# Extracts from a graphics dataset
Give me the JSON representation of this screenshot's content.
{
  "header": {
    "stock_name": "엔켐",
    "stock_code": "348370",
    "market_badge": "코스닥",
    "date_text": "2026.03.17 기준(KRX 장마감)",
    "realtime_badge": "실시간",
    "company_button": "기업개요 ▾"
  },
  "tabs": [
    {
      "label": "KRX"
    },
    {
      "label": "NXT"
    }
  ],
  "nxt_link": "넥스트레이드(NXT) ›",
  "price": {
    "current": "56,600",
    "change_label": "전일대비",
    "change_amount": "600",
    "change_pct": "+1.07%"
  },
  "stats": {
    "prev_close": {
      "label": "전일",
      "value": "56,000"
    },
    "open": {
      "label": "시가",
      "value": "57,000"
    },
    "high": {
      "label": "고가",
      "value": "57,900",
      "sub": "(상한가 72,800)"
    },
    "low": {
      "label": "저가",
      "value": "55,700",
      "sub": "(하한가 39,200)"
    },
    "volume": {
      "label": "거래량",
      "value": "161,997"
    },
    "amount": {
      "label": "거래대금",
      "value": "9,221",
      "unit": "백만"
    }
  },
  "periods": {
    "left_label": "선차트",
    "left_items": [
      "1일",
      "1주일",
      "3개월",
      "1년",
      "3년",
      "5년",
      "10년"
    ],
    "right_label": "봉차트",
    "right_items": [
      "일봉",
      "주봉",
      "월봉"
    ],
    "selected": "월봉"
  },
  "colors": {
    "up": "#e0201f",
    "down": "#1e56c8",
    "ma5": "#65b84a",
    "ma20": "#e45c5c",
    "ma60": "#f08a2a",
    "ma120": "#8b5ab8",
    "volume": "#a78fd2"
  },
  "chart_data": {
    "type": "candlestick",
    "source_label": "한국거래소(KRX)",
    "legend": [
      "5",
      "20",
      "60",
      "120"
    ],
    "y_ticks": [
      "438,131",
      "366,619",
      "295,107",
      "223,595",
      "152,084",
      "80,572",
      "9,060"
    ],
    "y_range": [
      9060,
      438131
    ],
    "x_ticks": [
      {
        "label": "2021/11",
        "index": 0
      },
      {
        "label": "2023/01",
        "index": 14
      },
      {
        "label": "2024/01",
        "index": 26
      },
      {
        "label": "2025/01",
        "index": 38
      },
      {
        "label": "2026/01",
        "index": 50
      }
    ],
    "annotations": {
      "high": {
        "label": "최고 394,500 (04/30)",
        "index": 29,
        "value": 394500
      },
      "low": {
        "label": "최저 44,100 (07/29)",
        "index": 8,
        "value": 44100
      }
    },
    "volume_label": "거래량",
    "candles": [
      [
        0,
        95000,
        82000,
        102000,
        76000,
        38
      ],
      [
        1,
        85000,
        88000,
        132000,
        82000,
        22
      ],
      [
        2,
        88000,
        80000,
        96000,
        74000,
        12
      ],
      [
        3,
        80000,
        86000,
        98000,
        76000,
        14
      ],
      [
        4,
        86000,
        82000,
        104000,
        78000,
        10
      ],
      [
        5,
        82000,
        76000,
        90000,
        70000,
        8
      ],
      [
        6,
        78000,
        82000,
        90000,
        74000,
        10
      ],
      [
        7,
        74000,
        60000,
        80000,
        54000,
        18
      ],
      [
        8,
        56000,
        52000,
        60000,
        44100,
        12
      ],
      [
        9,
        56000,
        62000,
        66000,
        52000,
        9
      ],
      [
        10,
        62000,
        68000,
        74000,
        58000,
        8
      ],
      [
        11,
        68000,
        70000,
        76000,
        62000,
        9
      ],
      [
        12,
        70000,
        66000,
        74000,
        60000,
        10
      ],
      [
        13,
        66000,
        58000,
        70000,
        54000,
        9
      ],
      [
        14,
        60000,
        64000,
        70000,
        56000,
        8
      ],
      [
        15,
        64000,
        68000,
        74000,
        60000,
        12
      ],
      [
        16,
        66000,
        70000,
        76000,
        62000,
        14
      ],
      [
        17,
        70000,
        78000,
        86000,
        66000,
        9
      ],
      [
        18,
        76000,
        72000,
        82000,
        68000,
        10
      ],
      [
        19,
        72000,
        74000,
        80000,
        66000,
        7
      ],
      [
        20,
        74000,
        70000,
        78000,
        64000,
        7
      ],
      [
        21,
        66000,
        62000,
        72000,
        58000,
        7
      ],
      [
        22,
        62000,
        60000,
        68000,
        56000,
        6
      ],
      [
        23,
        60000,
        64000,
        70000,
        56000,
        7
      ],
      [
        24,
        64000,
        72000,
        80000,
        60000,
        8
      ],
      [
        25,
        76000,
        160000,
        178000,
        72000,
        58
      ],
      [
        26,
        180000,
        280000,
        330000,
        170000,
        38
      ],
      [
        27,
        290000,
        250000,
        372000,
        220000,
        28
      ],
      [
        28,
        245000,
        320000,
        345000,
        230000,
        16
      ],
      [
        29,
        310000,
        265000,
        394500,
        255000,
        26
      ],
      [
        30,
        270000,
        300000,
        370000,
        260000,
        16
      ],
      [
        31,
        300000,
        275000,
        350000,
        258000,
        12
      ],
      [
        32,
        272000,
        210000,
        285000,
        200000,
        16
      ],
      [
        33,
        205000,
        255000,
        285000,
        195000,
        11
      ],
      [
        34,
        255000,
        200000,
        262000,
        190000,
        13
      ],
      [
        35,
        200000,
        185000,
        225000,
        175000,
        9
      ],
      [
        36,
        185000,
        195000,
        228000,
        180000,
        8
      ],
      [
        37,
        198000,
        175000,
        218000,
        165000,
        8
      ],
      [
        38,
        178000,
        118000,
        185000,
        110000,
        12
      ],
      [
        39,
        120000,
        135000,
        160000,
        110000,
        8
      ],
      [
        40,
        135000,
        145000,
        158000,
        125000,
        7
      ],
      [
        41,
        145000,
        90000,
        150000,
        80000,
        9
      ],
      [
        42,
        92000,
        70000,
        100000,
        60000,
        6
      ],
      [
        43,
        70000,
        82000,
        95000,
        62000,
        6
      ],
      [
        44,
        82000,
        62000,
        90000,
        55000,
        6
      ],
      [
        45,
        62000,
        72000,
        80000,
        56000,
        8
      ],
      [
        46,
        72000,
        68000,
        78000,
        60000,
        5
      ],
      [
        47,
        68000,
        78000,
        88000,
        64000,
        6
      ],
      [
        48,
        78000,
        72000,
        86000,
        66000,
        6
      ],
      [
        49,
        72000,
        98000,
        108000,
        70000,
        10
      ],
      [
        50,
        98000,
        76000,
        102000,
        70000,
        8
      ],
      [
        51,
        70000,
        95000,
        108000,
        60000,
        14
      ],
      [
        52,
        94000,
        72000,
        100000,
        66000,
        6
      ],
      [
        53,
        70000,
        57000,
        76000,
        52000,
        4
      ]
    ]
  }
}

# Exercise
Search the data above for the word "value", then gather each line in which it appears.

# The answer
      "value": "56,000"
      "value": "57,000"
      "value": "57,900",
      "value": "55,700",
      "value": "161,997"
      "value": "9,221",
        "value": 394500
        "value": 44100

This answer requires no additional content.